Exactly reproduce the lines from the line that has "Output the text content of this document." down to the last line of the entries, inclusive.

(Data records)

══════

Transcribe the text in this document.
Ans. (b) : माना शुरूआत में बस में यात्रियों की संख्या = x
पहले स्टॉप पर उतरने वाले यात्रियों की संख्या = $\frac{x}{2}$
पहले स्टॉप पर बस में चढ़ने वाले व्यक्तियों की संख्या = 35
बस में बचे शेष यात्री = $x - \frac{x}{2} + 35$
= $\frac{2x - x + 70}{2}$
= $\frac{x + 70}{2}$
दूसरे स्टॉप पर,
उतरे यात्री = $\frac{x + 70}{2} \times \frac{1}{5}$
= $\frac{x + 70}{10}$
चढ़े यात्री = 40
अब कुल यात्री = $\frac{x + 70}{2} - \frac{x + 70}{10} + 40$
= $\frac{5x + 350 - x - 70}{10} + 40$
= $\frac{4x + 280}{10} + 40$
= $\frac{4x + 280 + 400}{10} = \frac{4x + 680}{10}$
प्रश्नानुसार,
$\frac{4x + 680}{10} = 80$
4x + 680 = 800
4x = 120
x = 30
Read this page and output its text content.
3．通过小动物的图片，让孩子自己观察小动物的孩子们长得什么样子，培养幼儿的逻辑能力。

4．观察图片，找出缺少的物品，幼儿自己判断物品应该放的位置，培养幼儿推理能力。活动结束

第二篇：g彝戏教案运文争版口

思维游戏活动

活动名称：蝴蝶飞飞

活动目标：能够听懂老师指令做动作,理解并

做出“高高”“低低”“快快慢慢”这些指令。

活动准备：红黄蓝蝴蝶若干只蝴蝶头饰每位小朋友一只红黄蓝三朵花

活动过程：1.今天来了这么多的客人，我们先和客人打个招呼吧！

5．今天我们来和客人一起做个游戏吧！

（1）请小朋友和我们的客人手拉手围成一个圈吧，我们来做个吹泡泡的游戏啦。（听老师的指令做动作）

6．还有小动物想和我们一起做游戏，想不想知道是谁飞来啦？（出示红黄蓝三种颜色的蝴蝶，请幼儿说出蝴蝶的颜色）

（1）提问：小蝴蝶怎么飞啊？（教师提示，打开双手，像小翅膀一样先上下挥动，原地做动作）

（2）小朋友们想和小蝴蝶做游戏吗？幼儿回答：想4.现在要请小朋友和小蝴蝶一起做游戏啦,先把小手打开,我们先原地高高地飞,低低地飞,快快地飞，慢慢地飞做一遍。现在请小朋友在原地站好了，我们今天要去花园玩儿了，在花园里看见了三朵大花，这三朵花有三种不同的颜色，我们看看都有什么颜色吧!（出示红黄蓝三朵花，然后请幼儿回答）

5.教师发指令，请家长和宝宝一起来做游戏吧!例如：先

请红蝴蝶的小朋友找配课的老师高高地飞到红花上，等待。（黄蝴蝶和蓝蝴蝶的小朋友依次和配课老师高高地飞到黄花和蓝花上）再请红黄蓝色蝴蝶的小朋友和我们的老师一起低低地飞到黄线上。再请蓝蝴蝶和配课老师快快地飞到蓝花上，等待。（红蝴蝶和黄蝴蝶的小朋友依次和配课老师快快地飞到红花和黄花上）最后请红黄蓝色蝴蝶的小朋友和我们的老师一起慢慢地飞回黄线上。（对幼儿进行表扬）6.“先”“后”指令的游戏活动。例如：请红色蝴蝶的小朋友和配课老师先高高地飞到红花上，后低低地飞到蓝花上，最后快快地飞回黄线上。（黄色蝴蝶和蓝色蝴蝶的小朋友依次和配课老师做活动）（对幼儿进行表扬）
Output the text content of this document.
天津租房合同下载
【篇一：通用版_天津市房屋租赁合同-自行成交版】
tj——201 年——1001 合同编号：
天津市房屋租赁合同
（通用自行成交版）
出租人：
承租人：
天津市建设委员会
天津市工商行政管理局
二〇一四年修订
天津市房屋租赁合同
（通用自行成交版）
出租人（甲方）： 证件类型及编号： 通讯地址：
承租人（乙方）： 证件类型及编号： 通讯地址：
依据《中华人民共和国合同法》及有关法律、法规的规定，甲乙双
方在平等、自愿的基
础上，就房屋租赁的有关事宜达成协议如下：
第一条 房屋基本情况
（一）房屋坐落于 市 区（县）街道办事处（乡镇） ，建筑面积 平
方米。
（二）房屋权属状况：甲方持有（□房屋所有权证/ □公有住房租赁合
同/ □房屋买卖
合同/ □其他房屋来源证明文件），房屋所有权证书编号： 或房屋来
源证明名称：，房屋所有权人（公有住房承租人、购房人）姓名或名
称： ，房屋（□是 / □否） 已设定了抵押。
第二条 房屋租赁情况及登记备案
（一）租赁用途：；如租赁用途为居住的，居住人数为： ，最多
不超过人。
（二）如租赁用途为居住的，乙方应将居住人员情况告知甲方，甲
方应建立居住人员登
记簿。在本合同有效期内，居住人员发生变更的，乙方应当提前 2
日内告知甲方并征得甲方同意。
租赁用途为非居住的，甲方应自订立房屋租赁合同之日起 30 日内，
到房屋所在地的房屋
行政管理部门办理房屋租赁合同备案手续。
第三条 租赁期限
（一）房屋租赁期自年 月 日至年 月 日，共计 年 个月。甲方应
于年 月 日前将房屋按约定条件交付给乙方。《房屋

══════

Exercise result -
Output the text content of this document.
天津租房合同下载
【篇一：通用版_天津市房屋租赁合同-自行成交版】
tj——201 年——1001 合同编号：
天津市房屋租赁合同
（通用自行成交版）
出租人：
承租人：
天津市建设委员会
天津市工商行政管理局
二〇一四年修订
天津市房屋租赁合同
（通用自行成交版）
出租人（甲方）： 证件类型及编号： 通讯地址：
承租人（乙方）： 证件类型及编号： 通讯地址：
依据《中华人民共和国合同法》及有关法律、法规的规定，甲乙双
方在平等、自愿的基
础上，就房屋租赁的有关事宜达成协议如下：
第一条 房屋基本情况
（一）房屋坐落于 市 区（县）街道办事处（乡镇） ，建筑面积 平
方米。
（二）房屋权属状况：甲方持有（□房屋所有权证/ □公有住房租赁合
同/ □房屋买卖
合同/ □其他房屋来源证明文件），房屋所有权证书编号： 或房屋来
源证明名称：，房屋所有权人（公有住房承租人、购房人）姓名或名
称： ，房屋（□是 / □否） 已设定了抵押。
第二条 房屋租赁情况及登记备案
（一）租赁用途：；如租赁用途为居住的，居住人数为： ，最多
不超过人。
（二）如租赁用途为居住的，乙方应将居住人员情况告知甲方，甲
方应建立居住人员登
记簿。在本合同有效期内，居住人员发生变更的，乙方应当提前 2
日内告知甲方并征得甲方同意。
租赁用途为非居住的，甲方应自订立房屋租赁合同之日起 30 日内，
到房屋所在地的房屋
行政管理部门办理房屋租赁合同备案手续。
第三条 租赁期限
（一）房屋租赁期自年 月 日至年 月 日，共计 年 个月。甲方应
于年 月 日前将房屋按约定条件交付给乙方。《房屋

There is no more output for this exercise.